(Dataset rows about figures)
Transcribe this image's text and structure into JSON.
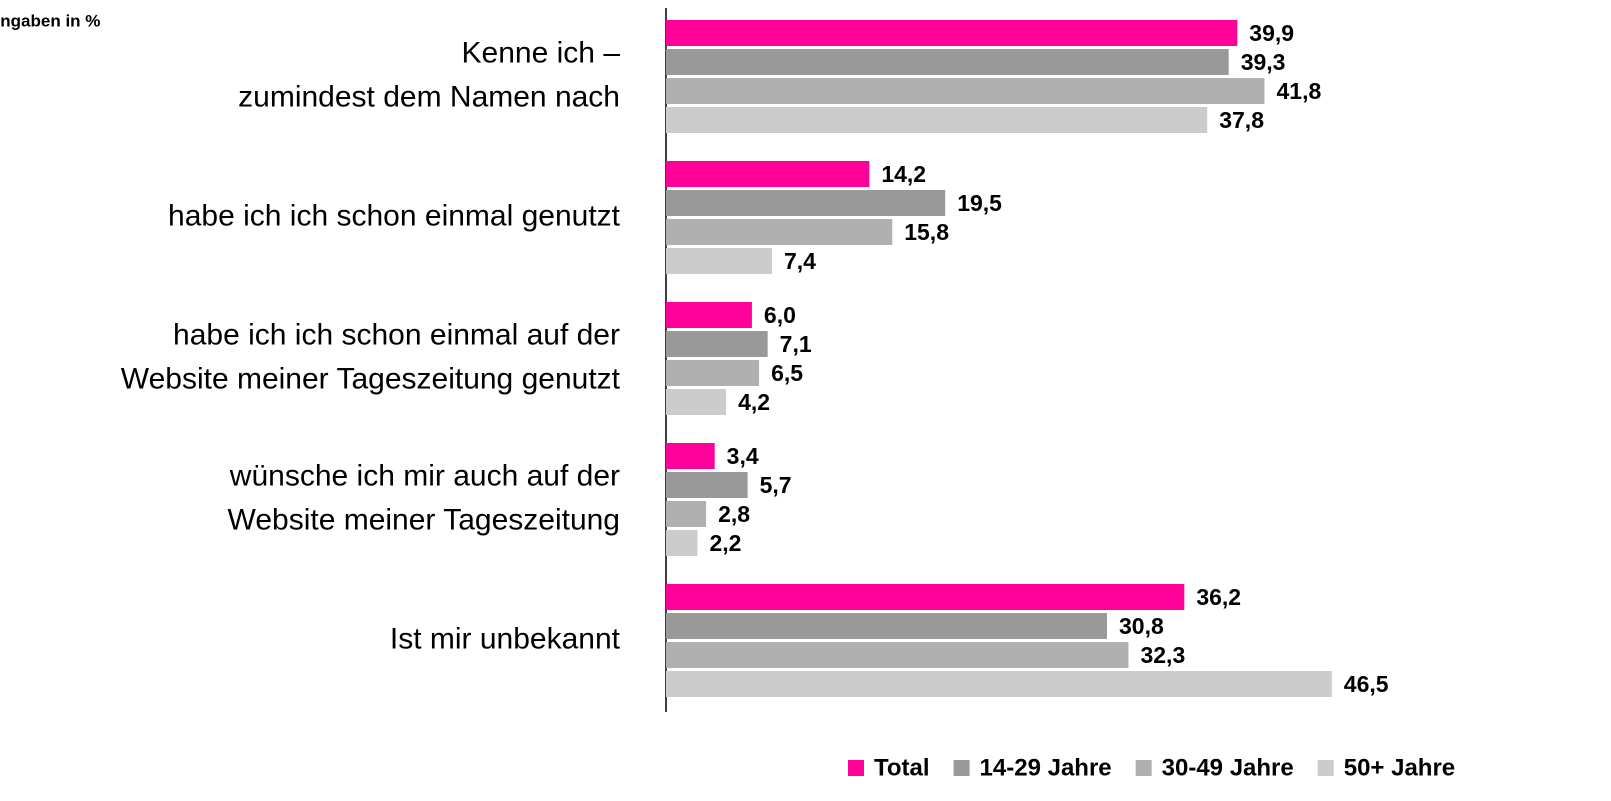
{
  "chart_data": {
    "type": "bar",
    "orientation": "horizontal",
    "title": "Angaben in %",
    "categories": [
      [
        "Kenne ich –",
        "zumindest dem Namen nach"
      ],
      [
        "habe ich ich schon einmal genutzt"
      ],
      [
        "habe ich ich schon einmal auf der",
        "Website meiner Tageszeitung genutzt"
      ],
      [
        "wünsche ich mir auch auf der",
        "Website meiner Tageszeitung"
      ],
      [
        "Ist mir unbekannt"
      ]
    ],
    "series": [
      {
        "name": "Total",
        "color": "#ff0099",
        "values": [
          39.9,
          14.2,
          6.0,
          3.4,
          36.2
        ],
        "value_labels": [
          "39,9",
          "14,2",
          "6,0",
          "3,4",
          "36,2"
        ]
      },
      {
        "name": "14-29 Jahre",
        "color": "#999999",
        "values": [
          39.3,
          19.5,
          7.1,
          5.7,
          30.8
        ],
        "value_labels": [
          "39,3",
          "19,5",
          "7,1",
          "5,7",
          "30,8"
        ]
      },
      {
        "name": "30-49 Jahre",
        "color": "#b0b0b0",
        "values": [
          41.8,
          15.8,
          6.5,
          2.8,
          32.3
        ],
        "value_labels": [
          "41,8",
          "15,8",
          "6,5",
          "2,8",
          "32,3"
        ]
      },
      {
        "name": "50+ Jahre",
        "color": "#cccccc",
        "values": [
          37.8,
          7.4,
          4.2,
          2.2,
          46.5
        ],
        "value_labels": [
          "37,8",
          "7,4",
          "4,2",
          "2,2",
          "46,5"
        ]
      }
    ],
    "xlim": [
      0,
      66
    ],
    "legend": "bottom"
  }
}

Given task: Give the data again exactly as written, with all pictures left out.

Task output:
Transcribe this image's text and structure into JSON.
{
  "chart_data": {
    "type": "bar",
    "orientation": "horizontal",
    "title": "Angaben in %",
    "categories": [
      [
        "Kenne ich –",
        "zumindest dem Namen nach"
      ],
      [
        "habe ich ich schon einmal genutzt"
      ],
      [
        "habe ich ich schon einmal auf der",
        "Website meiner Tageszeitung genutzt"
      ],
      [
        "wünsche ich mir auch auf der",
        "Website meiner Tageszeitung"
      ],
      [
        "Ist mir unbekannt"
      ]
    ],
    "series": [
      {
        "name": "Total",
        "color": "#ff0099",
        "values": [
          39.9,
          14.2,
          6.0,
          3.4,
          36.2
        ],
        "value_labels": [
          "39,9",
          "14,2",
          "6,0",
          "3,4",
          "36,2"
        ]
      },
      {
        "name": "14-29 Jahre",
        "color": "#999999",
        "values": [
          39.3,
          19.5,
          7.1,
          5.7,
          30.8
        ],
        "value_labels": [
          "39,3",
          "19,5",
          "7,1",
          "5,7",
          "30,8"
        ]
      },
      {
        "name": "30-49 Jahre",
        "color": "#b0b0b0",
        "values": [
          41.8,
          15.8,
          6.5,
          2.8,
          32.3
        ],
        "value_labels": [
          "41,8",
          "15,8",
          "6,5",
          "2,8",
          "32,3"
        ]
      },
      {
        "name": "50+ Jahre",
        "color": "#cccccc",
        "values": [
          37.8,
          7.4,
          4.2,
          2.2,
          46.5
        ],
        "value_labels": [
          "37,8",
          "7,4",
          "4,2",
          "2,2",
          "46,5"
        ]
      }
    ],
    "xlim": [
      0,
      66
    ],
    "legend": "bottom"
  }
}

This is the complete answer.